Stored records

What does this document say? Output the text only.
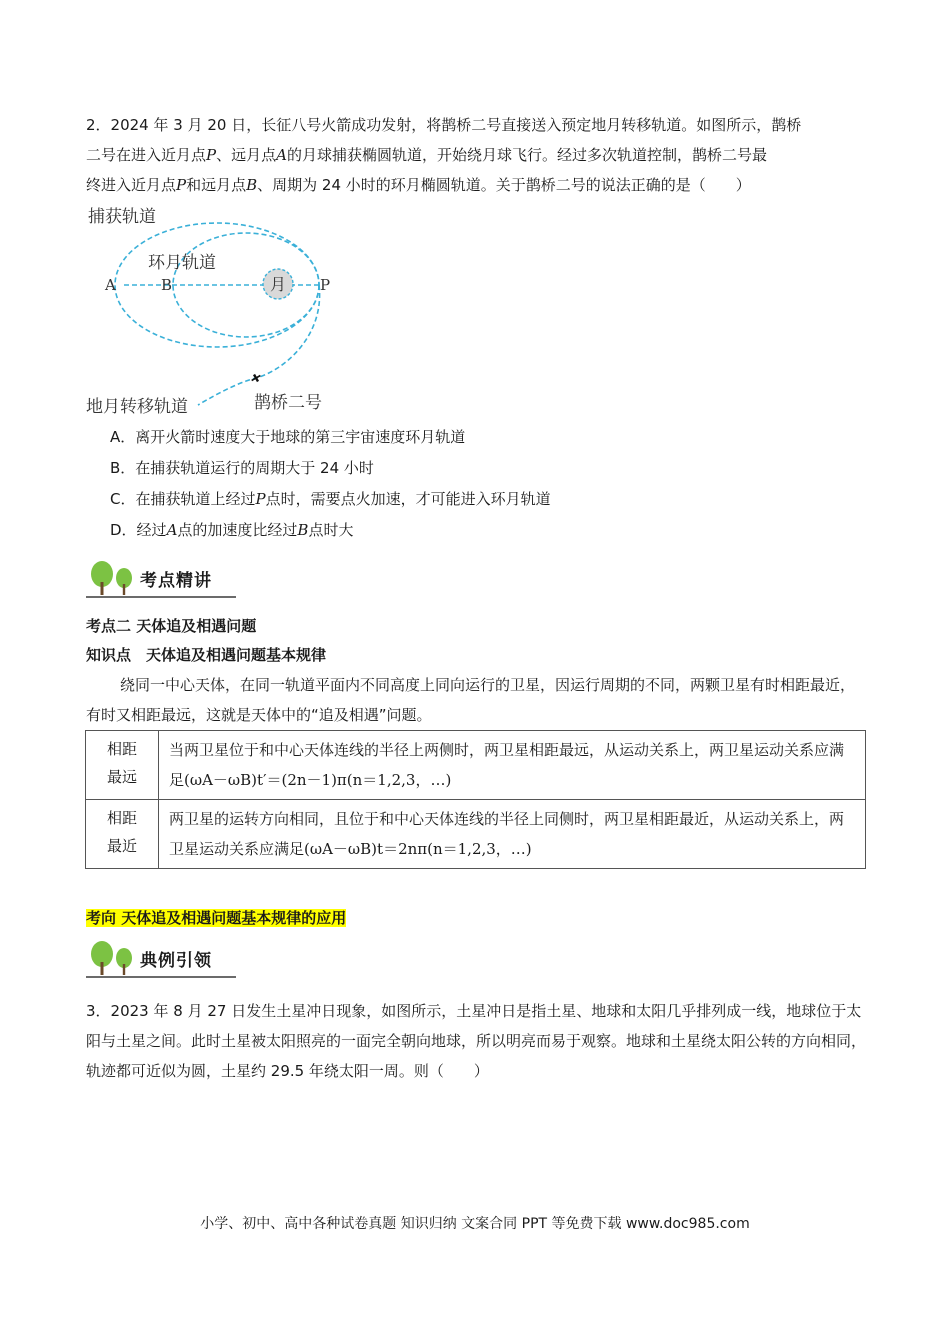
2．2024 年 3 月 20 日，长征八号火箭成功发射，将鹊桥二号直接送入预定地月转移轨道。如图所示，鹊桥
二号在进入近月点P、远月点A的月球捕获椭圆轨道，开始绕月球飞行。经过多次轨道控制，鹊桥二号最
终进入近月点P和远月点B、周期为 24 小时的环月椭圆轨道。关于鹊桥二号的说法正确的是（　　）
月
捕获轨道
环月轨道
A	B	P
地月转移轨道	鹊桥二号
A．离开火箭时速度大于地球的第三宇宙速度环月轨道
B．在捕获轨道运行的周期大于 24 小时
C．在捕获轨道上经过P点时，需要点火加速，才可能进入环月轨道
D．经过A点的加速度比经过B点时大
考点精讲
考点二 天体追及相遇问题
知识点　天体追及相遇问题基本规律
绕同一中心天体，在同一轨道平面内不同高度上同向运行的卫星，因运行周期的不同，两颗卫星有时相距最近，有时又相距最远，这就是天体中的“追及相遇”问题。
相距
最远	当两卫星位于和中心天体连线的半径上两侧时，两卫星相距最远，从运动关系上，两卫星运动关系应满足(ωA－ωB)t′＝(2n－1)π(n＝1,2,3，…)

相距
最近	两卫星的运转方向相同，且位于和中心天体连线的半径上同侧时，两卫星相距最近，从运动关系上，两卫星运动关系应满足(ωA－ωB)t＝2nπ(n＝1,2,3，…)
考向 天体追及相遇问题基本规律的应用
典例引领
3．2023 年 8 月 27 日发生土星冲日现象，如图所示，土星冲日是指土星、地球和太阳几乎排列成一线，地球位于太阳与土星之间。此时土星被太阳照亮的一面完全朝向地球，所以明亮而易于观察。地球和土星绕太阳公转的方向相同，轨迹都可近似为圆，土星约 29.5 年绕太阳一周。则（　　）
小学、初中、高中各种试卷真题 知识归纳 文案合同 PPT 等免费下载 www.doc985.com
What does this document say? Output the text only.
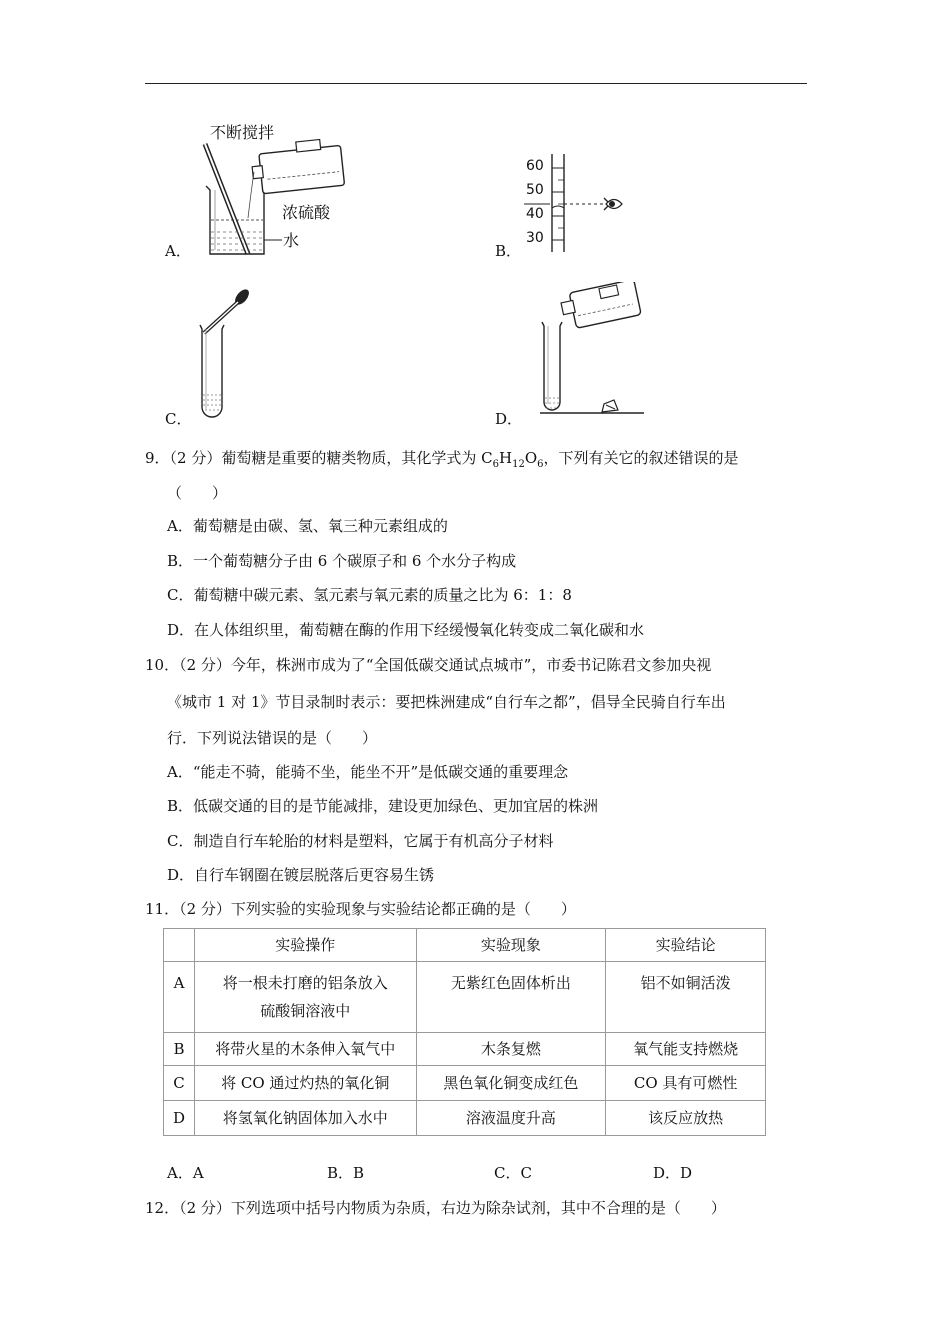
不断搅拌
浓硫酸
水
A．
60
50
40
30
B．
C．	D．
9．（2 分）葡萄糖是重要的糖类物质，其化学式为 $C_6H_{12}O_6$，下列有关它的叙述错误的是
（　　）
A．葡萄糖是由碳、氢、氧三种元素组成的
B．一个葡萄糖分子由 6 个碳原子和 6 个水分子构成
C．葡萄糖中碳元素、氢元素与氧元素的质量之比为 6：1：8
D．在人体组织里，葡萄糖在酶的作用下经缓慢氧化转变成二氧化碳和水
10．（2 分）今年，株洲市成为了“全国低碳交通试点城市”，市委书记陈君文参加央视
《城市 1 对 1》节目录制时表示：要把株洲建成“自行车之都”，倡导全民骑自行车出
行．下列说法错误的是（　　）
A．“能走不骑，能骑不坐，能坐不开”是低碳交通的重要理念
B．低碳交通的目的是节能减排，建设更加绿色、更加宜居的株洲
C．制造自行车轮胎的材料是塑料，它属于有机高分子材料
D．自行车钢圈在镀层脱落后更容易生锈
11．（2 分）下列实验的实验现象与实验结论都正确的是（　　）
	实验操作	实验现象	实验结论
A	将一根未打磨的铝条放入
硫酸铜溶液中	无紫红色固体析出	铝不如铜活泼
B	将带火星的木条伸入氧气中	木条复燃	氧气能支持燃烧
C	将 CO 通过灼热的氧化铜	黑色氧化铜变成红色	CO 具有可燃性
D	将氢氧化钠固体加入水中	溶液温度升高	该反应放热
A．A	B．B	C．C	D．D
12．（2 分）下列选项中括号内物质为杂质，右边为除杂试剂，其中不合理的是（　　）
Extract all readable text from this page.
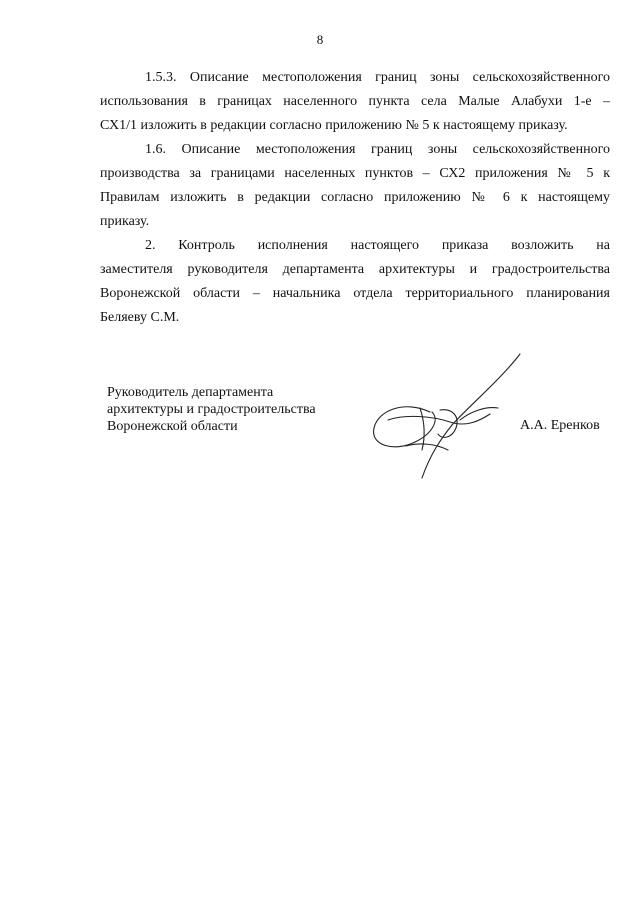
8
1.5.3. Описание местоположения границ зоны сельскохозяйственного
использования в границах населенного пункта села Малые Алабухи 1-е –
СХ1/1 изложить в редакции согласно приложению № 5 к настоящему приказу.
1.6. Описание местоположения границ зоны сельскохозяйственного
производства за границами населенных пунктов – СХ2 приложения № 5 к
Правилам изложить в редакции согласно приложению № 6 к настоящему
приказу.
2. Контроль исполнения настоящего приказа возложить на
заместителя руководителя департамента архитектуры и градостроительства
Воронежской области – начальника отдела территориального планирования
Беляеву С.М.
Руководитель департамента
архитектуры и градостроительства
Воронежской области	А.А. Еренков
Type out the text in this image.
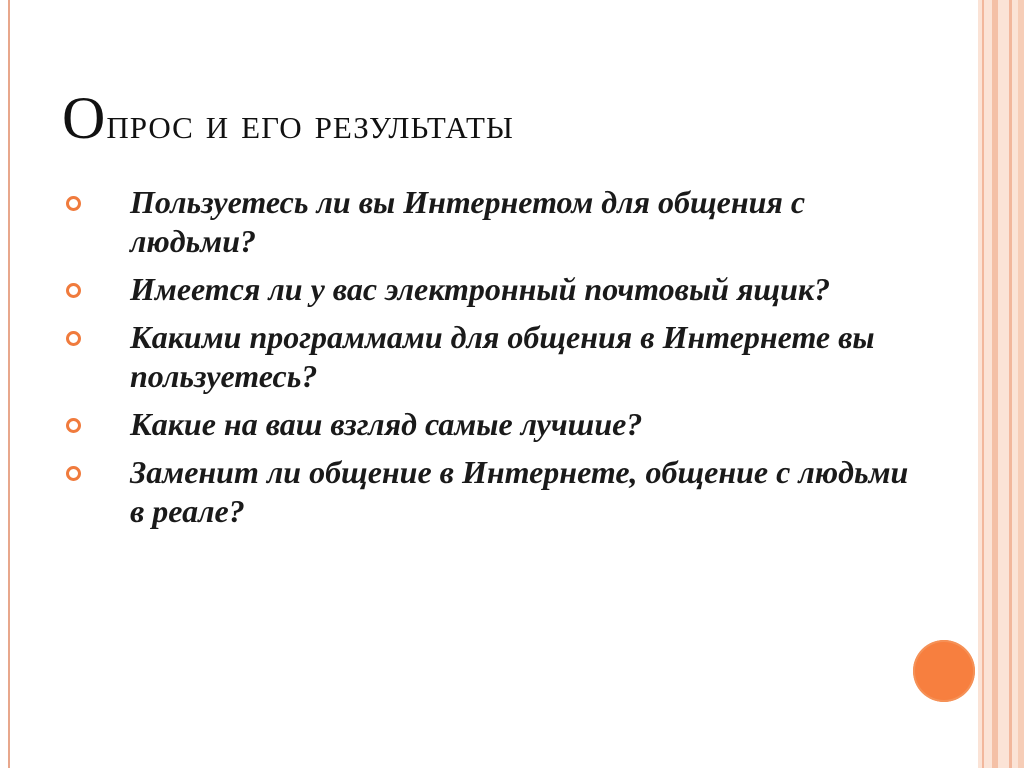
Опрос и его результаты
Пользуетесь ли вы Интернетом для общения с людьми?
Имеется ли у вас электронный почтовый ящик?
Какими программами для общения в Интернете вы пользуетесь?
Какие на ваш взгляд самые лучшие?
Заменит ли общение в Интернете, общение с людьми в реале?
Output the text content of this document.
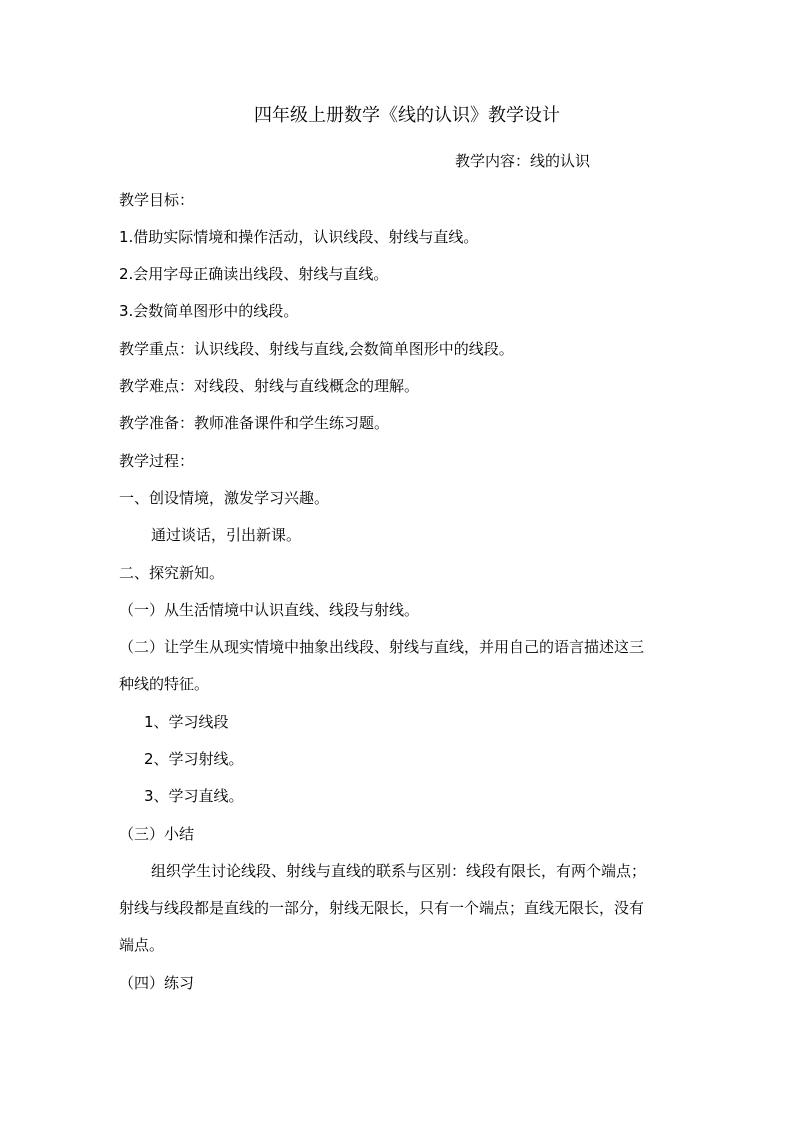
四年级上册数学《线的认识》教学设计
教学内容：线的认识
教学目标：
1.借助实际情境和操作活动，认识线段、射线与直线。
2.会用字母正确读出线段、射线与直线。
3.会数简单图形中的线段。
教学重点：认识线段、射线与直线,会数简单图形中的线段。
教学难点：对线段、射线与直线概念的理解。
教学准备：教师准备课件和学生练习题。
教学过程：
一、创设情境，激发学习兴趣。
通过谈话，引出新课。
二、探究新知。
（一）从生活情境中认识直线、线段与射线。
（二）让学生从现实情境中抽象出线段、射线与直线，并用自己的语言描述这三
种线的特征。
1、学习线段
2、学习射线。
3、学习直线。
（三）小结
组织学生讨论线段、射线与直线的联系与区别：线段有限长，有两个端点；
射线与线段都是直线的一部分，射线无限长，只有一个端点；直线无限长，没有
端点。
（四）练习
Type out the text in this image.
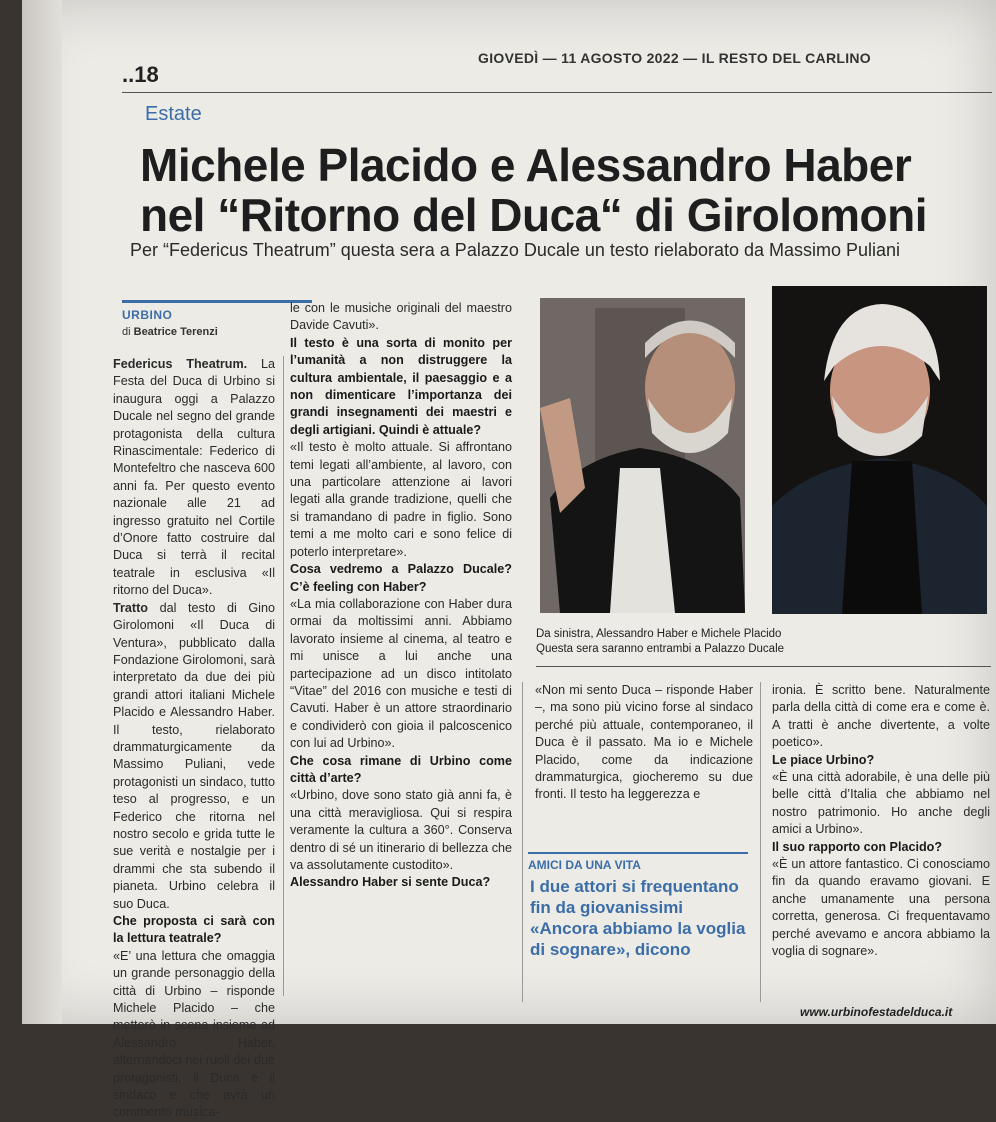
..18
GIOVEDÌ — 11 AGOSTO 2022 — IL RESTO DEL CARLINO
Estate
Michele Placido e Alessandro Haber
nel “Ritorno del Duca“ di Girolomoni
Per “Federicus Theatrum” questa sera a Palazzo Ducale un testo rielaborato da Massimo Puliani
URBINO
di Beatrice Terenzi

Federicus Theatrum. La Festa del Duca di Urbino si inaugura oggi a Palazzo Ducale nel segno del grande protagonista della cultura Rinascimentale: Federico di Montefeltro che nasceva 600 anni fa. Per questo evento nazionale alle 21 ad ingresso gratuito nel Cortile d’Onore fatto costruire dal Duca si terrà il recital teatrale in esclusiva «Il ritorno del Duca».

Tratto dal testo di Gino Girolomoni «Il Duca di Ventura», pubblicato dalla Fondazione Girolomoni, sarà interpretato da due dei più grandi attori italiani Michele Placido e Alessandro Haber. Il testo, rielaborato drammaturgicamente da Massimo Puliani, vede protagonisti un sindaco, tutto teso al progresso, e un Federico che ritorna nel nostro secolo e grida tutte le sue verità e nostalgie per i drammi che sta subendo il pianeta. Urbino celebra il suo Duca.

Che proposta ci sarà con la lettura teatrale?

«E’ una lettura che omaggia un grande personaggio della città di Urbino – risponde Michele Placido – che metterò in scena insieme ad Alessandro Haber, alternandoci nei ruoli dei due protagonisti, il Duca e il sindaco e che avrà un commento musica-

le con le musiche originali del maestro Davide Cavuti».

Il testo è una sorta di monito per l’umanità a non distruggere la cultura ambientale, il paesaggio e a non dimenticare l’importanza dei grandi insegnamenti dei maestri e degli artigiani. Quindi è attuale?

«Il testo è molto attuale. Si affrontano temi legati all’ambiente, al lavoro, con una particolare attenzione ai lavori legati alla grande tradizione, quelli che si tramandano di padre in figlio. Sono temi a me molto cari e sono felice di poterlo interpretare».

Cosa vedremo a Palazzo Ducale? C’è feeling con Haber?

«La mia collaborazione con Haber dura ormai da moltissimi anni. Abbiamo lavorato insieme al cinema, al teatro e mi unisce a lui anche una partecipazione ad un disco intitolato “Vitae” del 2016 con musiche e testi di Cavuti. Haber è un attore straordinario e condividerò con gioia il palcoscenico con lui ad Urbino».

Che cosa rimane di Urbino come città d’arte?

«Urbino, dove sono stato già anni fa, è una città meravigliosa. Qui si respira veramente la cultura a 360°. Conserva dentro di sé un itinerario di bellezza che va assolutamente custodito».

Alessandro Haber si sente Duca?

Da sinistra, Alessandro Haber e Michele Placido
Questa sera saranno entrambi a Palazzo Ducale

«Non mi sento Duca – risponde Haber –, ma sono più vicino forse al sindaco perché più attuale, contemporaneo, il Duca è il passato. Ma io e Michele Placido, come da indicazione drammaturgica, giocheremo su due fronti. Il testo ha leggerezza e

ironia. È scritto bene. Naturalmente parla della città di come era e come è. A tratti è anche divertente, a volte poetico».

Le piace Urbino?

«È una città adorabile, è una delle più belle città d’Italia che abbiamo nel nostro patrimonio. Ho anche degli amici a Urbino».

Il suo rapporto con Placido?

«È un attore fantastico. Ci conosciamo fin da quando eravamo giovani. E anche umanamente una persona corretta, generosa. Ci frequentavamo perché avevamo e ancora abbiamo la voglia di sognare».

AMICI DA UNA VITA
I due attori si frequentano fin da giovanissimi «Ancora abbiamo la voglia di sognare», dicono
www.urbinofestadelduca.it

WRITTEN PROBLEM:
Your answer should be a single number: the count of lines in these records that hold the string "архитектуры".

RESULT:
2